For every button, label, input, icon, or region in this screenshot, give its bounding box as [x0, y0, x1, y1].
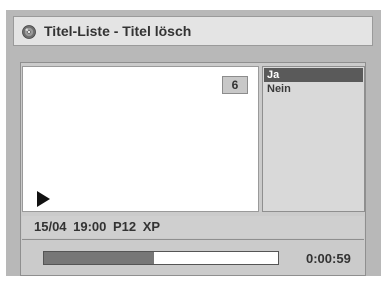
title-preview: 6 — [22, 66, 259, 212]
elapsed-time: 0:00:59 — [306, 251, 351, 266]
content-panel: 6 Ja Nein 15/04 19:00 P12 XP 0:00:59 — [20, 62, 366, 276]
divider — [22, 239, 364, 240]
page-title: Titel-Liste - Titel lösch — [44, 23, 192, 39]
menu-item-yes[interactable]: Ja — [264, 68, 363, 82]
progress-bar — [43, 251, 279, 265]
dialog-frame: Titel-Liste - Titel lösch 6 Ja Nein 15/0… — [6, 10, 381, 276]
play-icon — [37, 191, 50, 207]
menu-item-no[interactable]: Nein — [264, 82, 363, 96]
progress-fill — [44, 252, 154, 264]
title-info-text: 15/04 19:00 P12 XP — [34, 219, 161, 234]
title-number-badge: 6 — [222, 76, 248, 94]
title-bar: Titel-Liste - Titel lösch — [13, 16, 373, 46]
confirm-menu: Ja Nein — [262, 66, 365, 212]
title-info-row: 15/04 19:00 P12 XP — [22, 216, 364, 238]
disc-icon — [22, 25, 36, 39]
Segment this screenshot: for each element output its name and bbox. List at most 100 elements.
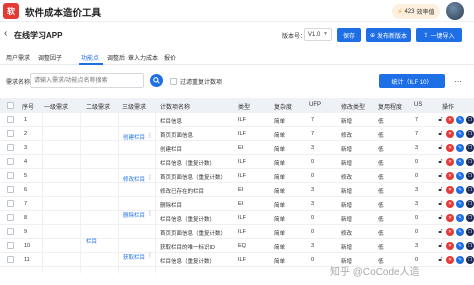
level3-group-create[interactable]: 创建栏目 [123,133,145,141]
import-icon: ⇪ [423,32,429,39]
row-checkbox[interactable] [7,200,14,207]
row-checkbox[interactable] [7,214,14,221]
copy-icon[interactable]: ❐ [466,200,474,208]
tab-adjust-factors[interactable]: 调整因子 [38,53,62,62]
more-icon[interactable]: ⋮ [147,252,153,259]
copy-icon[interactable]: ❐ [466,130,474,138]
more-icon[interactable]: ⋮ [147,210,153,217]
delete-icon[interactable]: ✕ [446,214,454,222]
delete-icon[interactable]: ✕ [446,144,454,152]
more-icon[interactable]: ⋮ [147,132,153,139]
search-input[interactable] [30,73,144,88]
copy-icon[interactable]: ❐ [466,116,474,124]
row-ufp: 0 [311,215,315,221]
more-icon[interactable]: ⋯ [450,76,466,86]
more-icon[interactable]: ⋮ [147,174,153,181]
column-divider [42,113,43,273]
back-arrow-icon[interactable]: ‹ [4,28,7,39]
delete-icon[interactable]: ✕ [446,256,454,264]
row-checkbox[interactable] [7,242,14,249]
select-all-checkbox[interactable] [7,102,14,109]
table-row[interactable]: 6 修改已存在的栏目 EI 简单 3 新增 低 3 🔓︎ ✕ ✎ ❐ [0,183,474,197]
table-row[interactable]: 9 首页页面信息（重复计数） ILF 简单 0 修改 低 0 🔓︎ ✕ ✎ ❐ [0,225,474,239]
lock-icon[interactable]: 🔓︎ [437,130,444,138]
copy-icon[interactable]: ❐ [466,186,474,194]
edit-icon[interactable]: ✎ [456,186,464,194]
row-checkbox[interactable] [7,130,14,137]
row-checkbox[interactable] [7,256,14,263]
lock-icon[interactable]: 🔓︎ [437,172,444,180]
edit-icon[interactable]: ✎ [456,256,464,264]
version-select[interactable]: V1.0 ▼ [304,28,332,41]
level3-group-get[interactable]: 获取栏目 [123,253,145,261]
lock-icon[interactable]: 🔓︎ [437,228,444,236]
edit-icon[interactable]: ✎ [456,228,464,236]
tab-user-requirements[interactable]: 用户需求 [6,53,30,62]
edit-icon[interactable]: ✎ [456,158,464,166]
app-title: 软件成本造价工具 [25,8,102,19]
delete-icon[interactable]: ✕ [446,116,454,124]
edit-icon[interactable]: ✎ [456,172,464,180]
lock-icon[interactable]: 🔓︎ [437,256,444,264]
table-row[interactable]: 8 栏目信息（重复计数） ILF 简单 0 新增 低 0 🔓︎ ✕ ✎ ❐ [0,211,474,225]
table-row[interactable]: 3 创建栏目 EI 简单 3 新增 低 3 🔓︎ ✕ ✎ ❐ [0,141,474,155]
level3-group-delete[interactable]: 删除栏目 [123,211,145,219]
delete-icon[interactable]: ✕ [446,130,454,138]
table-row[interactable]: 7 删除栏目 EI 简单 3 新增 低 3 🔓︎ ✕ ✎ ❐ [0,197,474,211]
lock-icon[interactable]: 🔓︎ [437,116,444,124]
delete-icon[interactable]: ✕ [446,186,454,194]
level3-group-modify[interactable]: 修改栏目 [123,175,145,183]
search-button[interactable] [150,74,163,87]
copy-icon[interactable]: ❐ [466,214,474,222]
row-checkbox[interactable] [7,172,14,179]
edit-icon[interactable]: ✎ [456,130,464,138]
edit-icon[interactable]: ✎ [456,200,464,208]
efficiency-badge[interactable]: ⚡ 423 效率值 [392,4,440,19]
row-checkbox[interactable] [7,228,14,235]
lock-icon[interactable]: 🔓︎ [437,158,444,166]
copy-icon[interactable]: ❐ [466,256,474,264]
table-row[interactable]: 4 栏目信息（重复计数） ILF 简单 0 新增 低 0 🔓︎ ✕ ✎ ❐ [0,155,474,169]
copy-icon[interactable]: ❐ [466,242,474,250]
save-button[interactable]: 保存 [337,28,361,42]
row-checkbox[interactable] [7,186,14,193]
table-row[interactable]: 2 首页页面信息 ILF 简单 7 修改 低 7 🔓︎ ✕ ✎ ❐ [0,127,474,141]
row-complexity: 简单 [274,231,286,237]
lock-icon[interactable]: 🔓︎ [437,242,444,250]
copy-icon[interactable]: ❐ [466,158,474,166]
filter-duplicates-checkbox[interactable] [170,78,177,85]
tab-function-points[interactable]: 功能点 [81,53,99,62]
lock-icon[interactable]: 🔓︎ [437,214,444,222]
tab-labor-cost[interactable]: 章入力成本 [128,53,158,62]
tab-adjusted[interactable]: 调整后 [107,53,125,62]
lock-icon[interactable]: 🔓︎ [437,186,444,194]
delete-icon[interactable]: ✕ [446,158,454,166]
level2-cell[interactable]: 栏目 [86,237,97,245]
copy-icon[interactable]: ❐ [466,228,474,236]
delete-icon[interactable]: ✕ [446,200,454,208]
user-avatar[interactable] [446,2,464,20]
delete-icon[interactable]: ✕ [446,172,454,180]
copy-icon[interactable]: ❐ [466,144,474,152]
edit-icon[interactable]: ✎ [456,214,464,222]
table-row[interactable]: 1 栏目信息 ILF 简单 7 新增 低 7 🔓︎ ✕ ✎ ❐ [0,113,474,127]
lock-icon[interactable]: 🔓︎ [437,200,444,208]
table-row[interactable]: 5 首页页面信息（重复计数） ILF 简单 0 修改 低 0 🔓︎ ✕ ✎ ❐ [0,169,474,183]
publish-version-button[interactable]: ⊕ 发布新版本 [366,28,411,42]
edit-icon[interactable]: ✎ [456,242,464,250]
tab-quote[interactable]: 报价 [164,53,176,62]
table-row[interactable]: 10 获取栏目的唯一标识ID EQ 简单 3 新增 低 3 🔓︎ ✕ ✎ ❐ [0,239,474,253]
delete-icon[interactable]: ✕ [446,242,454,250]
row-reuse: 低 [378,217,384,223]
row-item-name: 首页页面信息 [160,133,194,139]
edit-icon[interactable]: ✎ [456,144,464,152]
stats-button[interactable]: 统计（ILF 10） [379,74,445,88]
delete-icon[interactable]: ✕ [446,228,454,236]
edit-icon[interactable]: ✎ [456,116,464,124]
lock-icon[interactable]: 🔓︎ [437,144,444,152]
row-checkbox[interactable] [7,144,14,151]
row-checkbox[interactable] [7,158,14,165]
copy-icon[interactable]: ❐ [466,172,474,180]
import-button[interactable]: ⇪ 一键导入 [416,28,462,42]
row-checkbox[interactable] [7,116,14,123]
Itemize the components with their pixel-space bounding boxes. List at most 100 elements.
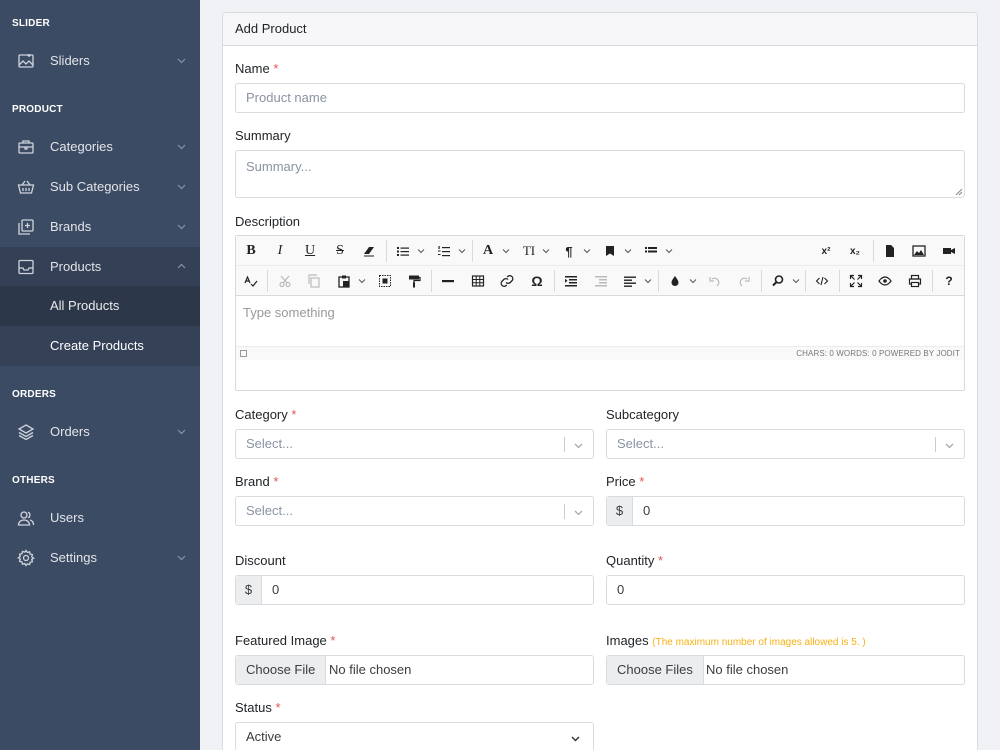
align-list-button[interactable] xyxy=(641,241,661,261)
align-left-icon xyxy=(624,276,636,287)
copy-button[interactable] xyxy=(304,271,324,291)
subcategory-select[interactable]: Select... xyxy=(606,429,965,459)
paste-button[interactable] xyxy=(334,271,354,291)
cut-button[interactable] xyxy=(275,271,295,291)
sidebar-item-categories[interactable]: Categories xyxy=(0,127,200,167)
sidebar-item-sliders[interactable]: Sliders xyxy=(0,41,200,81)
superscript-button[interactable]: x² xyxy=(816,241,836,261)
sidebar-item-create-products[interactable]: Create Products xyxy=(0,326,200,366)
discount-input[interactable]: $ 0 xyxy=(235,575,594,605)
resize-grip-icon[interactable] xyxy=(955,188,963,196)
indent-button[interactable] xyxy=(561,271,581,291)
chevron-down-icon[interactable] xyxy=(417,247,425,255)
link-button[interactable] xyxy=(497,271,517,291)
paint-roller-icon xyxy=(409,275,421,288)
font-size-button[interactable]: TI xyxy=(519,241,539,261)
print-button[interactable] xyxy=(905,271,925,291)
font-button[interactable]: A xyxy=(478,241,498,261)
bold-button[interactable]: B xyxy=(241,241,261,261)
toolbar-divider xyxy=(267,270,268,292)
paragraph-button[interactable]: ¶ xyxy=(559,241,579,261)
preview-button[interactable] xyxy=(875,271,895,291)
search-icon xyxy=(772,275,784,287)
table-button[interactable] xyxy=(468,271,488,291)
featured-image-label: Featured Image * xyxy=(235,633,336,648)
subscript-button[interactable]: x₂ xyxy=(845,241,865,261)
toolbar-divider xyxy=(761,270,762,292)
chevron-down-icon xyxy=(944,440,955,451)
sidebar-item-orders[interactable]: Orders xyxy=(0,412,200,452)
chevron-down-icon xyxy=(176,552,187,563)
redo-icon xyxy=(739,277,750,287)
chevron-down-icon[interactable] xyxy=(689,277,697,285)
strikethrough-button[interactable]: S xyxy=(330,241,350,261)
chevron-down-icon[interactable] xyxy=(542,247,550,255)
select-all-icon xyxy=(379,275,391,287)
horizontal-rule-button[interactable] xyxy=(438,271,458,291)
chevron-down-icon[interactable] xyxy=(358,277,366,285)
editor-placeholder[interactable]: Type something xyxy=(243,305,335,320)
category-select[interactable]: Select... xyxy=(235,429,594,459)
underline-button[interactable]: U xyxy=(300,241,320,261)
redo-button[interactable] xyxy=(734,271,754,291)
resize-handle-icon[interactable] xyxy=(240,350,247,357)
italic-button[interactable]: I xyxy=(270,241,290,261)
sidebar-item-users[interactable]: Users xyxy=(0,498,200,538)
fullscreen-button[interactable] xyxy=(846,271,866,291)
spellcheck-button[interactable] xyxy=(241,271,261,291)
chevron-down-icon[interactable] xyxy=(583,247,591,255)
sidebar-item-products[interactable]: Products xyxy=(0,247,200,287)
brush-color-button[interactable] xyxy=(665,271,685,291)
discount-label: Discount xyxy=(235,553,286,568)
chevron-down-icon[interactable] xyxy=(624,247,632,255)
classes-button[interactable] xyxy=(600,241,620,261)
chevron-down-icon[interactable] xyxy=(665,247,673,255)
sidebar-item-settings[interactable]: Settings xyxy=(0,538,200,578)
file-button[interactable] xyxy=(880,241,900,261)
brand-label: Brand * xyxy=(235,474,279,489)
numbered-list-button[interactable] xyxy=(434,241,454,261)
featured-image-file-input[interactable]: Choose File No file chosen xyxy=(235,655,594,685)
chevron-down-icon[interactable] xyxy=(644,277,652,285)
quantity-input[interactable]: 0 xyxy=(606,575,965,605)
undo-button[interactable] xyxy=(705,271,725,291)
video-button[interactable] xyxy=(939,241,959,261)
brand-select[interactable]: Select... xyxy=(235,496,594,526)
chevron-down-icon[interactable] xyxy=(458,247,466,255)
chevron-down-icon xyxy=(176,181,187,192)
chevron-down-icon[interactable] xyxy=(502,247,510,255)
symbols-button[interactable]: Ω xyxy=(527,271,547,291)
find-button[interactable] xyxy=(768,271,788,291)
eraser-button[interactable] xyxy=(359,241,379,261)
choose-files-button[interactable]: Choose Files xyxy=(607,656,704,684)
summary-textarea[interactable]: Summary... xyxy=(235,150,965,198)
editor-toolbar-row-1: B I U S A TI ¶ x² x₂ xyxy=(236,236,964,266)
name-input[interactable]: Product name xyxy=(235,83,965,113)
chevron-down-icon[interactable] xyxy=(792,277,800,285)
status-select[interactable]: Active xyxy=(235,722,594,750)
spellcheck-icon xyxy=(244,275,258,287)
images-file-input[interactable]: Choose Files No file chosen xyxy=(606,655,965,685)
horizontal-rule-icon xyxy=(442,280,454,283)
sidebar-item-brands[interactable]: Brands xyxy=(0,207,200,247)
video-icon xyxy=(943,248,955,254)
gear-icon xyxy=(17,549,35,567)
link-icon xyxy=(500,275,514,287)
choose-file-button[interactable]: Choose File xyxy=(236,656,327,684)
price-input[interactable]: $ 0 xyxy=(606,496,965,526)
align-button[interactable] xyxy=(620,271,640,291)
description-label: Description xyxy=(235,214,301,229)
sidebar-item-all-products[interactable]: All Products xyxy=(0,286,200,326)
select-all-button[interactable] xyxy=(375,271,395,291)
outdent-button[interactable] xyxy=(591,271,611,291)
chevron-down-icon xyxy=(176,221,187,232)
help-button[interactable]: ? xyxy=(939,271,959,291)
bullet-list-button[interactable] xyxy=(393,241,413,261)
sidebar-item-sub-categories[interactable]: Sub Categories xyxy=(0,167,200,207)
sidebar-item-label: Settings xyxy=(50,550,97,565)
chevron-down-icon xyxy=(176,55,187,66)
select-divider xyxy=(564,437,565,452)
source-button[interactable] xyxy=(812,271,832,291)
copy-format-button[interactable] xyxy=(404,271,424,291)
image-button[interactable] xyxy=(909,241,929,261)
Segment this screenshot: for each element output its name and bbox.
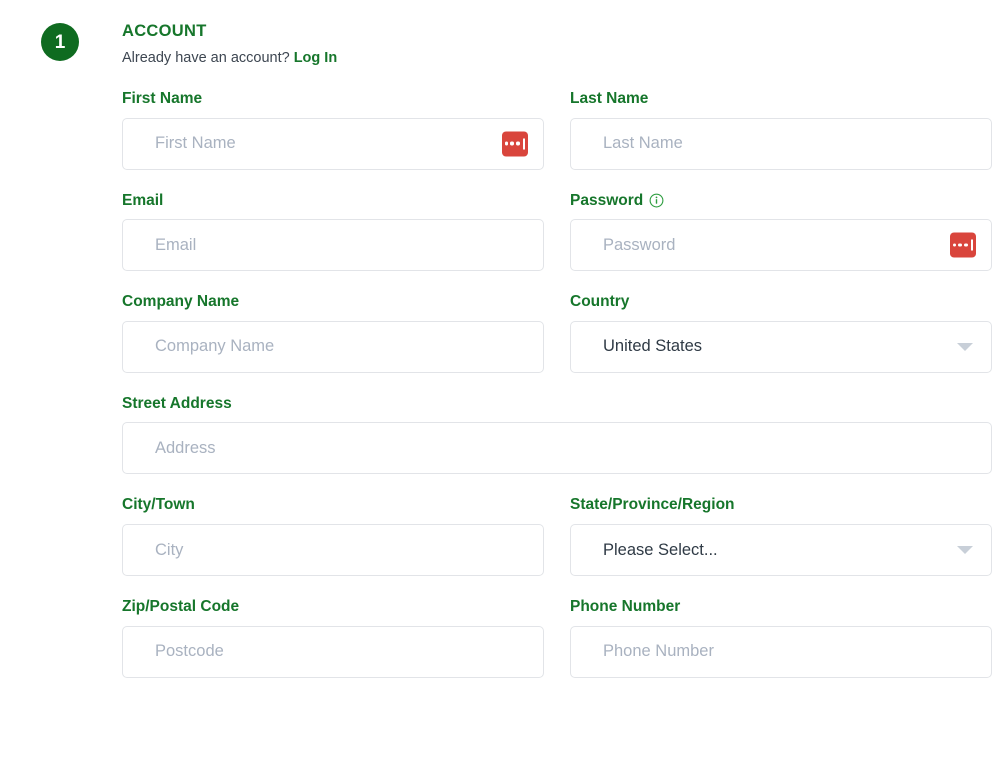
- first-name-field-group: First Name First Name: [122, 90, 544, 170]
- step-number-badge: 1: [41, 23, 79, 61]
- country-select[interactable]: United States: [570, 320, 992, 373]
- company-field-group: Company Name Company Name: [122, 293, 544, 373]
- state-label: State/Province/Region: [570, 496, 992, 515]
- password-manager-icon[interactable]: [502, 131, 528, 157]
- street-row: Street Address Address: [122, 395, 992, 475]
- chevron-down-icon[interactable]: [957, 546, 973, 555]
- city-label: City/Town: [122, 496, 544, 515]
- email-label-text: Email: [122, 191, 164, 209]
- email-input[interactable]: Email: [122, 219, 544, 272]
- info-circle-icon[interactable]: [649, 193, 664, 208]
- city-state-row: City/Town City State/Province/Region Ple…: [122, 496, 992, 577]
- first-name-label-text: First Name: [122, 90, 203, 108]
- phone-label: Phone Number: [570, 598, 992, 617]
- country-field-group: Country United States: [570, 293, 992, 373]
- last-name-field-group: Last Name Last Name: [570, 90, 992, 170]
- street-label-text: Street Address: [122, 394, 232, 412]
- login-prompt-text: Already have an account?: [122, 49, 290, 66]
- last-name-label: Last Name: [570, 90, 992, 109]
- city-field-group: City/Town City: [122, 496, 544, 577]
- city-placeholder: City: [155, 540, 184, 559]
- email-field-group: Email Email: [122, 192, 544, 272]
- company-placeholder: Company Name: [155, 337, 275, 356]
- street-placeholder: Address: [155, 438, 216, 457]
- phone-input[interactable]: Phone Number: [570, 625, 992, 678]
- company-country-row: Company Name Company Name Country United…: [122, 293, 992, 373]
- password-field-group: Password Password: [570, 192, 992, 272]
- state-field-group: State/Province/Region Please Select...: [570, 496, 992, 577]
- street-address-input[interactable]: Address: [122, 422, 992, 475]
- credentials-row: Email Email Password Password: [122, 192, 992, 272]
- company-label-text: Company Name: [122, 293, 240, 311]
- city-input[interactable]: City: [122, 524, 544, 577]
- city-label-text: City/Town: [122, 496, 195, 514]
- log-in-link[interactable]: Log In: [294, 50, 338, 66]
- email-label: Email: [122, 192, 544, 211]
- state-selected-value: Please Select...: [603, 540, 718, 559]
- zip-field-group: Zip/Postal Code Postcode: [122, 598, 544, 678]
- phone-placeholder: Phone Number: [603, 642, 714, 661]
- last-name-placeholder: Last Name: [603, 134, 683, 153]
- street-label: Street Address: [122, 395, 992, 414]
- street-field-group: Street Address Address: [122, 395, 992, 475]
- state-label-text: State/Province/Region: [570, 496, 735, 514]
- email-placeholder: Email: [155, 235, 197, 254]
- chevron-down-icon[interactable]: [957, 342, 973, 351]
- password-label: Password: [570, 192, 992, 211]
- zip-input[interactable]: Postcode: [122, 625, 544, 678]
- password-input[interactable]: Password: [570, 219, 992, 272]
- step-number-label: 1: [54, 31, 66, 53]
- login-prompt: Already have an account? Log In: [122, 48, 992, 68]
- country-selected-value: United States: [603, 337, 703, 356]
- zip-label: Zip/Postal Code: [122, 598, 544, 617]
- first-name-placeholder: First Name: [155, 134, 236, 153]
- company-input[interactable]: Company Name: [122, 320, 544, 373]
- first-name-label: First Name: [122, 90, 544, 109]
- password-placeholder: Password: [603, 235, 676, 254]
- zip-placeholder: Postcode: [155, 642, 224, 661]
- password-label-text: Password: [570, 191, 644, 209]
- country-label: Country: [570, 293, 992, 312]
- password-manager-icon[interactable]: [950, 232, 976, 258]
- account-form: ACCOUNT Already have an account? Log In …: [122, 22, 992, 678]
- name-row: First Name First Name Last Name Last Nam…: [122, 90, 992, 170]
- company-label: Company Name: [122, 293, 544, 312]
- zip-phone-row: Zip/Postal Code Postcode Phone Number Ph…: [122, 598, 992, 678]
- page-title: ACCOUNT: [122, 22, 207, 40]
- state-select[interactable]: Please Select...: [570, 524, 992, 577]
- country-label-text: Country: [570, 293, 630, 311]
- phone-field-group: Phone Number Phone Number: [570, 598, 992, 678]
- signup-page: 1 ACCOUNT Already have an account? Log I…: [0, 0, 1004, 762]
- last-name-label-text: Last Name: [570, 90, 649, 108]
- zip-label-text: Zip/Postal Code: [122, 598, 240, 616]
- first-name-input[interactable]: First Name: [122, 117, 544, 170]
- phone-label-text: Phone Number: [570, 598, 681, 616]
- last-name-input[interactable]: Last Name: [570, 117, 992, 170]
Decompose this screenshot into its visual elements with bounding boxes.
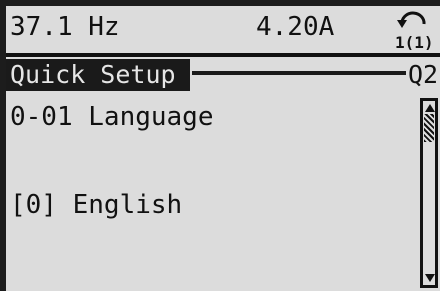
lcd-screen: 37.1 Hz 4.20A 1(1) Quick Setup Q2 0-01 L… [6,6,440,291]
setup-icon-label: 1(1) [395,33,434,50]
scroll-down-arrow-icon[interactable] [425,274,435,282]
scroll-thumb[interactable] [424,114,434,142]
frequency-readout: 37.1 Hz [10,12,120,42]
setup-1-1-icon: 1(1) [395,11,434,50]
parameter-name[interactable]: 0-01 Language [10,102,214,132]
menu-bar: Quick Setup Q2 [6,59,440,91]
menu-title-highlight: Quick Setup [6,59,190,91]
current-readout: 4.20A [256,12,335,42]
menu-code: Q2 [408,60,439,89]
parameter-value[interactable]: [0] English [10,190,182,220]
menu-rule [192,71,406,75]
scroll-up-arrow-icon[interactable] [425,104,435,112]
status-row: 37.1 Hz 4.20A 1(1) [6,6,440,52]
menu-title: Quick Setup [10,60,176,89]
status-divider [6,53,440,57]
scrollbar[interactable] [420,98,438,288]
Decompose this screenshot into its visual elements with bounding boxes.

******

**WRITTEN INSTRUCTION**
Pick out every line of the listing that contains the string "font", matching case exactly, and copy each line in full.

**SOLVED EXERCISE**
font-size-button[interactable]: TI xyxy=(519,241,539,261)
font-button[interactable]: A xyxy=(478,241,498,261)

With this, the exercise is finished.